Reproduce, word for word, the entire blog passage that follows, including its headings on racism and on where the writer's views come from.

• **Passage for review**
BEGIN
If the child is around a group consistently, say in church or school, explain it to everyone at once, maybe.

BIG CAVEAT: RACISM

All of the above is said with the understanding that the questioner is not racist. If the questioner IS racist, then that person needs to be corrected firmly, and then the conversation must end. Part of modeling is also teaching how to stand up to racism.

WHERE IT COMES FROM

I'm a joker with a blog. I don't know anything. I know I'm in the minority, here. But I've had the experiences of being in public with my nieces. For the HIV thing, I've known people who've died of AIDS and I also know, as a close friend of our family, a man who has lived for 15 years with it, who went from full-blown AIDS, with dementia and the whole bit, to now being back to working a demanding job and being the dad to four kids. I also have a sister who's adopted, who has struggled with issues of identity her whole life.
END
• **Supplied material**
BEGIN
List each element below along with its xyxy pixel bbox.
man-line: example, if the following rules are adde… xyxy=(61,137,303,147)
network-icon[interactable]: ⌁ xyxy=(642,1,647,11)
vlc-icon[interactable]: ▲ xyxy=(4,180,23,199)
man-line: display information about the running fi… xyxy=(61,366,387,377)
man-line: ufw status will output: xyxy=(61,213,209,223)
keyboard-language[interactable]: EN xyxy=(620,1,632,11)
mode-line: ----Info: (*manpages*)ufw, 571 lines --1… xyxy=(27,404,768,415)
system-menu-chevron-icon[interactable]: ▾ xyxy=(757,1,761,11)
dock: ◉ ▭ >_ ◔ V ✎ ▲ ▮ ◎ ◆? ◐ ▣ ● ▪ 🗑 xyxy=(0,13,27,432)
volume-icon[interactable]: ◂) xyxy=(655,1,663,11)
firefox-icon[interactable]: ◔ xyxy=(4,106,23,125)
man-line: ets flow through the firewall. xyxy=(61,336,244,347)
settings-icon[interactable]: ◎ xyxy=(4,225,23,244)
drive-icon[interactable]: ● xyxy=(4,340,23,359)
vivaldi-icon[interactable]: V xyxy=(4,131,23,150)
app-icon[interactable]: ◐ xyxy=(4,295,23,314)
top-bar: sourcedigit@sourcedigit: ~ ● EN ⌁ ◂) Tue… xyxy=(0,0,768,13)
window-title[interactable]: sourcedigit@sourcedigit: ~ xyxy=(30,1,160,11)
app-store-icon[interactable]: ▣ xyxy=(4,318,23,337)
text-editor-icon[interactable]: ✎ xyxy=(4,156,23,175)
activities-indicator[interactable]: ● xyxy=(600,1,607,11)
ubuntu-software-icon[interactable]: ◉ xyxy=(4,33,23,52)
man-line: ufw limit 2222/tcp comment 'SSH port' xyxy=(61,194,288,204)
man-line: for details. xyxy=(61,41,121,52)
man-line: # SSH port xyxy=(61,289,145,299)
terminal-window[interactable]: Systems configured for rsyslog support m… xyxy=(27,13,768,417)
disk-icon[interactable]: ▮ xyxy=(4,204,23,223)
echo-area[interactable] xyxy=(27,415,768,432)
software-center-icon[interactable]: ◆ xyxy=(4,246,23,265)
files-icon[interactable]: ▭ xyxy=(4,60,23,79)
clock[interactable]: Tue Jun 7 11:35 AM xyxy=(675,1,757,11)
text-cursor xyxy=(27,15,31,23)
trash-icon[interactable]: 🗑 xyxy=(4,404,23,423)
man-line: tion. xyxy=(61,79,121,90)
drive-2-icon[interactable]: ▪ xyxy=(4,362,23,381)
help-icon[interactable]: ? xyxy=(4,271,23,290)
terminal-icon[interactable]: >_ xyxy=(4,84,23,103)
END
• **Reply**
If the child is around a group consistently, say in church or school, explain it to everyone at once, maybe.

BIG CAVEAT: RACISM

All of the above is said with the understanding that the questioner is not racist. If the questioner IS racist, then that person needs to be corrected firmly, and then the conversation must end. Part of modeling is also teaching how to stand up to racism.

WHERE IT COMES FROM

I'm a joker with a blog. I don't know anything. I know I'm in the minority, here. But I've had the experiences of being in public with my nieces. For the HIV thing, I've known people who've died of AIDS and I also know, as a close friend of our family, a man who has lived for 15 years with it, who went from full-blown AIDS, with dementia and the whole bit, to now being back to working a demanding job and being the dad to four kids. I also have a sister who's adopted, who has struggled with issues of identity her whole life.